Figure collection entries
=-=-=

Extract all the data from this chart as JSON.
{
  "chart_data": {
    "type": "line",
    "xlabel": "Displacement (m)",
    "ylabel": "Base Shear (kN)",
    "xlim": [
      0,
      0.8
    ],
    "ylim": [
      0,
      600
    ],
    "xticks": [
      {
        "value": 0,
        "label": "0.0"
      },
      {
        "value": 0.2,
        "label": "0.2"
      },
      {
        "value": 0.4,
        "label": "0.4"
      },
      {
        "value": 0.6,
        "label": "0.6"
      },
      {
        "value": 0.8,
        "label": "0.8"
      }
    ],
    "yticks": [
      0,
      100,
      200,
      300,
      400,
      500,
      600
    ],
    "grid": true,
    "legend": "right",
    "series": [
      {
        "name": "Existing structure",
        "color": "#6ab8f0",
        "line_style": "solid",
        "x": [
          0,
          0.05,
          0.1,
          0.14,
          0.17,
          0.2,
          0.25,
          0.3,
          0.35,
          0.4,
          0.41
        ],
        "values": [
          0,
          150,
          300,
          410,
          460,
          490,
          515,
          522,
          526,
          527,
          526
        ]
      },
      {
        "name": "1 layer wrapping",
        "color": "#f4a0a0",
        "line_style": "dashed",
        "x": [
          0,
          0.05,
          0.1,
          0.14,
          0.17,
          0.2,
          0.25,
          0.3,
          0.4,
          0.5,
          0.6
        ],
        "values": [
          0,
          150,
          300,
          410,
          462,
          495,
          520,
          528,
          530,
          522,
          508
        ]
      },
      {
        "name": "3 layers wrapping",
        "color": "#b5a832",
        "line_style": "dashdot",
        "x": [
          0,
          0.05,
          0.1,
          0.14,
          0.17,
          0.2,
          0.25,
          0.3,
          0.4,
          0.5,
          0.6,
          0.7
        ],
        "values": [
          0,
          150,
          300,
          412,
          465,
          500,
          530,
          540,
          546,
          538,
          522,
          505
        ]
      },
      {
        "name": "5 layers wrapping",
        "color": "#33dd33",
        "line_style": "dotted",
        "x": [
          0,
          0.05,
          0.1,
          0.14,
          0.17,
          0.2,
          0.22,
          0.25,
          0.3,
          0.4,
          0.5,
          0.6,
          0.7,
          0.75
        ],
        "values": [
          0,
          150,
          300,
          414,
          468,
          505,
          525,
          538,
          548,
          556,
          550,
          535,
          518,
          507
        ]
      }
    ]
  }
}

=-=-=

### GIVEN REQUEST:
Every record should be given again exactly.

### RESPONSE:
Extract all the data from this chart as JSON.
{
  "chart_data": {
    "type": "line",
    "xlabel": "Displacement (m)",
    "ylabel": "Base Shear (kN)",
    "xlim": [
      0,
      0.8
    ],
    "ylim": [
      0,
      600
    ],
    "xticks": [
      {
        "value": 0,
        "label": "0.0"
      },
      {
        "value": 0.2,
        "label": "0.2"
      },
      {
        "value": 0.4,
        "label": "0.4"
      },
      {
        "value": 0.6,
        "label": "0.6"
      },
      {
        "value": 0.8,
        "label": "0.8"
      }
    ],
    "yticks": [
      0,
      100,
      200,
      300,
      400,
      500,
      600
    ],
    "grid": true,
    "legend": "right",
    "series": [
      {
        "name": "Existing structure",
        "color": "#6ab8f0",
        "line_style": "solid",
        "x": [
          0,
          0.05,
          0.1,
          0.14,
          0.17,
          0.2,
          0.25,
          0.3,
          0.35,
          0.4,
          0.41
        ],
        "values": [
          0,
          150,
          300,
          410,
          460,
          490,
          515,
          522,
          526,
          527,
          526
        ]
      },
      {
        "name": "1 layer wrapping",
        "color": "#f4a0a0",
        "line_style": "dashed",
        "x": [
          0,
          0.05,
          0.1,
          0.14,
          0.17,
          0.2,
          0.25,
          0.3,
          0.4,
          0.5,
          0.6
        ],
        "values": [
          0,
          150,
          300,
          410,
          462,
          495,
          520,
          528,
          530,
          522,
          508
        ]
      },
      {
        "name": "3 layers wrapping",
        "color": "#b5a832",
        "line_style": "dashdot",
        "x": [
          0,
          0.05,
          0.1,
          0.14,
          0.17,
          0.2,
          0.25,
          0.3,
          0.4,
          0.5,
          0.6,
          0.7
        ],
        "values": [
          0,
          150,
          300,
          412,
          465,
          500,
          530,
          540,
          546,
          538,
          522,
          505
        ]
      },
      {
        "name": "5 layers wrapping",
        "color": "#33dd33",
        "line_style": "dotted",
        "x": [
          0,
          0.05,
          0.1,
          0.14,
          0.17,
          0.2,
          0.22,
          0.25,
          0.3,
          0.4,
          0.5,
          0.6,
          0.7,
          0.75
        ],
        "values": [
          0,
          150,
          300,
          414,
          468,
          505,
          525,
          538,
          548,
          556,
          550,
          535,
          518,
          507
        ]
      }
    ]
  }
}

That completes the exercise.